● Passage
• • • •

When to use WinPE and WinRE

The biggest differences between WinPE and WinRE as they work in the .wim files just built is that WinPE loads network drivers and offers a more complete Vista-like command-line environment, while WinRE offers more and better boot- and disk-management and recovery tools. I chunked through the whole Windows command lexicon to create the information in Table 1. Note that everything WinPE can do, WinRE can also do—sort of. Unless you set it up to load network drivers and supply it with TCP/IP configuration data, WinRE can’t do what WinPE does automatically with commands such as arp, ipconfig, net, netsh, nbtstat, netstat, ping, pathping, print, route, and tracert.

To me, this means you’ll want to use WinPE with the original boot.wim image when you need network or printer access as part of your runtime repair-and-recovery environment. On the other hand, use WinRE from the winre.wim image when you want to use its recovery options or gain access to its more powerful and capable disk-and-boot recovery utilities at the command line. After Table 1, I’ll discuss a handful of specific scenarios that will help you understand and appreciate these differences.

• • • •

● Extracted records
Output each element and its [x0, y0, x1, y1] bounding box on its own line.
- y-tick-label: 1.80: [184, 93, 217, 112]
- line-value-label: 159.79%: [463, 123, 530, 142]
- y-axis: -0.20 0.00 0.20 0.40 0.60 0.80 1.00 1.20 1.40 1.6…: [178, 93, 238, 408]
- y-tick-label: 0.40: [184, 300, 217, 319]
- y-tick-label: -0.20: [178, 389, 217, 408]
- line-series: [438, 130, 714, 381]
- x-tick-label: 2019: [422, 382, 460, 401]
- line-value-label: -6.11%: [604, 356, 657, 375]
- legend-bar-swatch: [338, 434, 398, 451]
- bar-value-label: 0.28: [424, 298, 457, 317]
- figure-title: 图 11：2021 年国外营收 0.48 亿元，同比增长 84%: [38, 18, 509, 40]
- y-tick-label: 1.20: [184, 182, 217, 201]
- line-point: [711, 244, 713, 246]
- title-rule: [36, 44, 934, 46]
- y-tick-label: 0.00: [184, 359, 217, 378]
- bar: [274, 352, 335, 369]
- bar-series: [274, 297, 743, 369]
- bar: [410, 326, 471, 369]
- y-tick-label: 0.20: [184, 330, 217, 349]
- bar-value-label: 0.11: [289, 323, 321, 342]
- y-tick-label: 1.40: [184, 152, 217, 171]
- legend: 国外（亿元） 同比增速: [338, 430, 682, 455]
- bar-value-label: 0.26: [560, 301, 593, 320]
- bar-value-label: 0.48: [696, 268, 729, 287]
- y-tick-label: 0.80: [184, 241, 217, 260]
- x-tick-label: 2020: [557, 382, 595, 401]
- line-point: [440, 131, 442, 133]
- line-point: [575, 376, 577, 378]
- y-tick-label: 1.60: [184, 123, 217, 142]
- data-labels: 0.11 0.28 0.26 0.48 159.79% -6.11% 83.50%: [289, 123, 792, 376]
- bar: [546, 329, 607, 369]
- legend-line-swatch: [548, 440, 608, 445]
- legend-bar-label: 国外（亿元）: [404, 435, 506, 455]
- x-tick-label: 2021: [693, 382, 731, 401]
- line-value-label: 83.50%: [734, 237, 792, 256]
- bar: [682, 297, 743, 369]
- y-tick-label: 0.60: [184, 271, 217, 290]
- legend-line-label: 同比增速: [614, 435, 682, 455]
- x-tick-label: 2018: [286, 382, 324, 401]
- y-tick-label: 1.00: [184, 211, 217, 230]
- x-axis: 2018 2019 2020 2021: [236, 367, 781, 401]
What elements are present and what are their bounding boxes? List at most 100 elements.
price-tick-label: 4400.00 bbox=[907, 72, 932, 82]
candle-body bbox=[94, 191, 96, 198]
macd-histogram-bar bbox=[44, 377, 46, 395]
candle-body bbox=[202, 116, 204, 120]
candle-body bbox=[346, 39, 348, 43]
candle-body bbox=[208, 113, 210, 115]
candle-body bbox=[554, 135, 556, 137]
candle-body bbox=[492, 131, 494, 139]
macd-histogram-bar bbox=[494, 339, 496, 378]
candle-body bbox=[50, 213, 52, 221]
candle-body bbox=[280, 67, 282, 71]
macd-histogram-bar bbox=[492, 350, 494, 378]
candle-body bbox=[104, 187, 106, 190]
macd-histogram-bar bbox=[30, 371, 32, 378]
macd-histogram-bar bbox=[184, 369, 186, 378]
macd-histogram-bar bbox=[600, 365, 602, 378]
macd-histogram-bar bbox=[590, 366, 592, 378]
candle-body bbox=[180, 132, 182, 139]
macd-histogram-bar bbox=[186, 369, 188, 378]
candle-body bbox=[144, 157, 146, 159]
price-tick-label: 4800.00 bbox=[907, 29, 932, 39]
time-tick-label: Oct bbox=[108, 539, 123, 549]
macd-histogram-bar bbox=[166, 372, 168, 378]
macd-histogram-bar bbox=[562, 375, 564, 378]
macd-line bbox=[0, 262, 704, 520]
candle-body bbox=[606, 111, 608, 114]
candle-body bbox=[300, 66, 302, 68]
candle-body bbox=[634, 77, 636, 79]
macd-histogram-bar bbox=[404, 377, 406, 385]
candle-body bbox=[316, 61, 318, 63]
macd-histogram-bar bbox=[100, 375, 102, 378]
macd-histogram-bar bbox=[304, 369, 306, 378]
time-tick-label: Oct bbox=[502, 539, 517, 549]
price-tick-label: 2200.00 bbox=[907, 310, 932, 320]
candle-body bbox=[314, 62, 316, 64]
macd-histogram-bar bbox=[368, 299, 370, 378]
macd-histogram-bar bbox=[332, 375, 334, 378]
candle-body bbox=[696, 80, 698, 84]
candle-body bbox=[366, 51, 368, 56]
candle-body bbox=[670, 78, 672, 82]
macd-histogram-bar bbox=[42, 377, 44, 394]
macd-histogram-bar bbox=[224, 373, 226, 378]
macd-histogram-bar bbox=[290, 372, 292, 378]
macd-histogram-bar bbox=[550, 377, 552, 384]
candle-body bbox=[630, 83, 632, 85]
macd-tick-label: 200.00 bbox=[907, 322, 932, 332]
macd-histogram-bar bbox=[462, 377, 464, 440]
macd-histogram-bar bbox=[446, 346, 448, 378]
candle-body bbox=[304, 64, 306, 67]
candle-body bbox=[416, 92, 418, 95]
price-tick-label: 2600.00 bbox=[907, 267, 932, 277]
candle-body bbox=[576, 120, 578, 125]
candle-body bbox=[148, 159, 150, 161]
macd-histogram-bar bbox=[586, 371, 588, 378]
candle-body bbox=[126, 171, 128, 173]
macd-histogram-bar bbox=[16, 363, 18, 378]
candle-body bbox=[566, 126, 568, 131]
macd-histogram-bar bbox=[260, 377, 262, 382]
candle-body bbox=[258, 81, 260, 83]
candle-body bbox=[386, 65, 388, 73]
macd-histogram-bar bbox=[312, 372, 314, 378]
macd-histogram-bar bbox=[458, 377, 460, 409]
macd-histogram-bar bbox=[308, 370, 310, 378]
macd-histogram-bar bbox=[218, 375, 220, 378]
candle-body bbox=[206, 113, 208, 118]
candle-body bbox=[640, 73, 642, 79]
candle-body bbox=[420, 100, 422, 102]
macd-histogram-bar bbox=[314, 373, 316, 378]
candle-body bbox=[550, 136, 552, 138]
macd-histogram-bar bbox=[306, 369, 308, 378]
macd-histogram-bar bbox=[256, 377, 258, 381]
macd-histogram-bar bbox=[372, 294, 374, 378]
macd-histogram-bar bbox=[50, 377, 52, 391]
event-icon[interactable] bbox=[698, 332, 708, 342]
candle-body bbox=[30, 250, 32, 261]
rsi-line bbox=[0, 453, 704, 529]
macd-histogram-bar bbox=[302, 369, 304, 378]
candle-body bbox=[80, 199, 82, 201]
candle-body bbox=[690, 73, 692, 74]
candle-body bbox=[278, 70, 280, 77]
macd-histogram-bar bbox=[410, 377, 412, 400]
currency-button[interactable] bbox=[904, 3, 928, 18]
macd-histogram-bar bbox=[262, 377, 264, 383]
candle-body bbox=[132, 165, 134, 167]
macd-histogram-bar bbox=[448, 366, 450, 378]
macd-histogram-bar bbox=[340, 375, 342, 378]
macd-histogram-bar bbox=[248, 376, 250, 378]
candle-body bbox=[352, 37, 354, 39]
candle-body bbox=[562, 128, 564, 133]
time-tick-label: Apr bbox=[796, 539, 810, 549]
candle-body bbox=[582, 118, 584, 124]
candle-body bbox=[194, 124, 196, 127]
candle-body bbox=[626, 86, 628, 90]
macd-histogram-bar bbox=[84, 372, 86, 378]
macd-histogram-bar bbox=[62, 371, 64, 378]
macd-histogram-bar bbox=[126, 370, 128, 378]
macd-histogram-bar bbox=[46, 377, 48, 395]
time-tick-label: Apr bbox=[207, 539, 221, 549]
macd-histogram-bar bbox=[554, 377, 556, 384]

• • • •

● What is expected
According to the passage about WinPE and WinRE, which image should WinPE be used with when network or printer access is needed? This material has no connection to the passage about WinPE and WinRE.

● Correct result
The original boot.wim image.